__Do this__. Copy the data exactly as it appears, and do not include any pictures.

__Data entries__.
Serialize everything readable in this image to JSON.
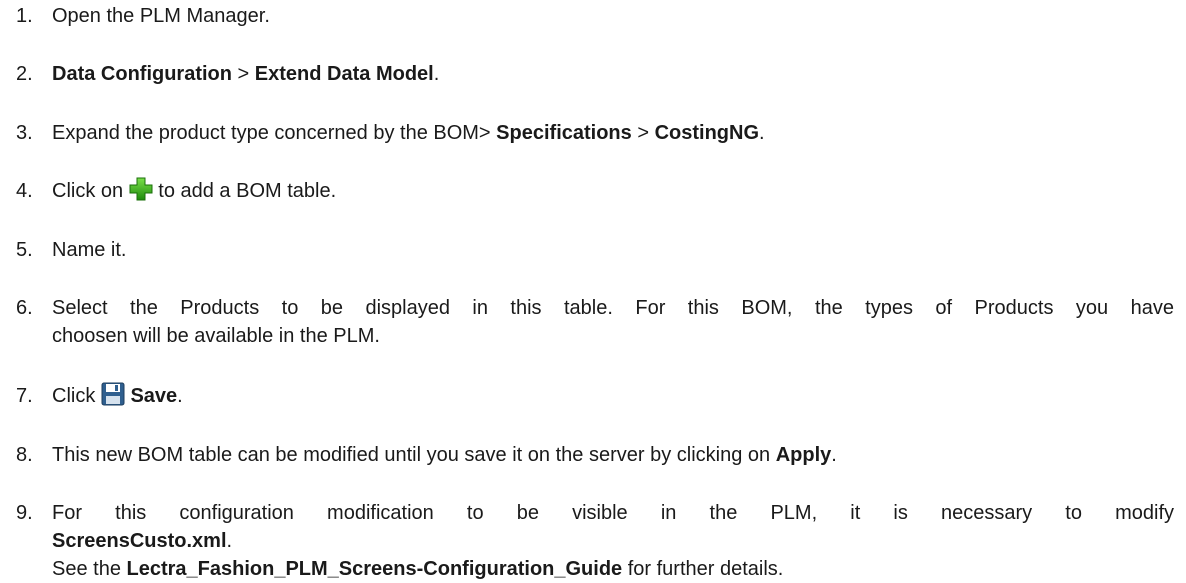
{
  "steps": [
    {
      "number": "1.",
      "parts": {
        "t1": "Open the PLM Manager."
      }
    },
    {
      "number": "2.",
      "parts": {
        "b1": "Data Configuration",
        "t1": " > ",
        "b2": "Extend Data Model",
        "t2": "."
      }
    },
    {
      "number": "3.",
      "parts": {
        "t1": "Expand the product type concerned by the BOM> ",
        "b1": "Specifications",
        "t2": " > ",
        "b2": "CostingNG",
        "t3": "."
      }
    },
    {
      "number": "4.",
      "parts": {
        "t1": "Click on ",
        "icon": "add-plus-icon",
        "t2": " to add a BOM table."
      }
    },
    {
      "number": "5.",
      "parts": {
        "t1": "Name it."
      }
    },
    {
      "number": "6.",
      "parts": {
        "line1": "Select the Products to be displayed in this table. For this BOM, the types of Products you have",
        "line2": "choosen will be available in the PLM."
      }
    },
    {
      "number": "7.",
      "parts": {
        "t1": "Click ",
        "icon": "save-floppy-icon",
        "b1": "Save",
        "t2": "."
      }
    },
    {
      "number": "8.",
      "parts": {
        "t1": "This new BOM table can be modified until you save it on the server by clicking on ",
        "b1": "Apply",
        "t2": "."
      }
    },
    {
      "number": "9.",
      "parts": {
        "line1": "For this configuration modification to be visible in the PLM, it is necessary to modify",
        "b1": "ScreensCusto.xml",
        "t1": ".",
        "t2": "See the ",
        "b2": "Lectra_Fashion_PLM_Screens-Configuration_Guide",
        "t3": " for further details."
      }
    }
  ],
  "colors": {
    "text": "#1a1a1a",
    "plus_green": "#3fbf1f",
    "plus_green_dark": "#1e8a0c",
    "floppy_blue": "#2f5f8f"
  }
}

__The result__.
Serialize everything readable in this image to JSON.
{
  "steps": [
    {
      "number": "1.",
      "parts": {
        "t1": "Open the PLM Manager."
      }
    },
    {
      "number": "2.",
      "parts": {
        "b1": "Data Configuration",
        "t1": " > ",
        "b2": "Extend Data Model",
        "t2": "."
      }
    },
    {
      "number": "3.",
      "parts": {
        "t1": "Expand the product type concerned by the BOM> ",
        "b1": "Specifications",
        "t2": " > ",
        "b2": "CostingNG",
        "t3": "."
      }
    },
    {
      "number": "4.",
      "parts": {
        "t1": "Click on ",
        "icon": "add-plus-icon",
        "t2": " to add a BOM table."
      }
    },
    {
      "number": "5.",
      "parts": {
        "t1": "Name it."
      }
    },
    {
      "number": "6.",
      "parts": {
        "line1": "Select the Products to be displayed in this table. For this BOM, the types of Products you have",
        "line2": "choosen will be available in the PLM."
      }
    },
    {
      "number": "7.",
      "parts": {
        "t1": "Click ",
        "icon": "save-floppy-icon",
        "b1": "Save",
        "t2": "."
      }
    },
    {
      "number": "8.",
      "parts": {
        "t1": "This new BOM table can be modified until you save it on the server by clicking on ",
        "b1": "Apply",
        "t2": "."
      }
    },
    {
      "number": "9.",
      "parts": {
        "line1": "For this configuration modification to be visible in the PLM, it is necessary to modify",
        "b1": "ScreensCusto.xml",
        "t1": ".",
        "t2": "See the ",
        "b2": "Lectra_Fashion_PLM_Screens-Configuration_Guide",
        "t3": " for further details."
      }
    }
  ],
  "colors": {
    "text": "#1a1a1a",
    "plus_green": "#3fbf1f",
    "plus_green_dark": "#1e8a0c",
    "floppy_blue": "#2f5f8f"
  }
}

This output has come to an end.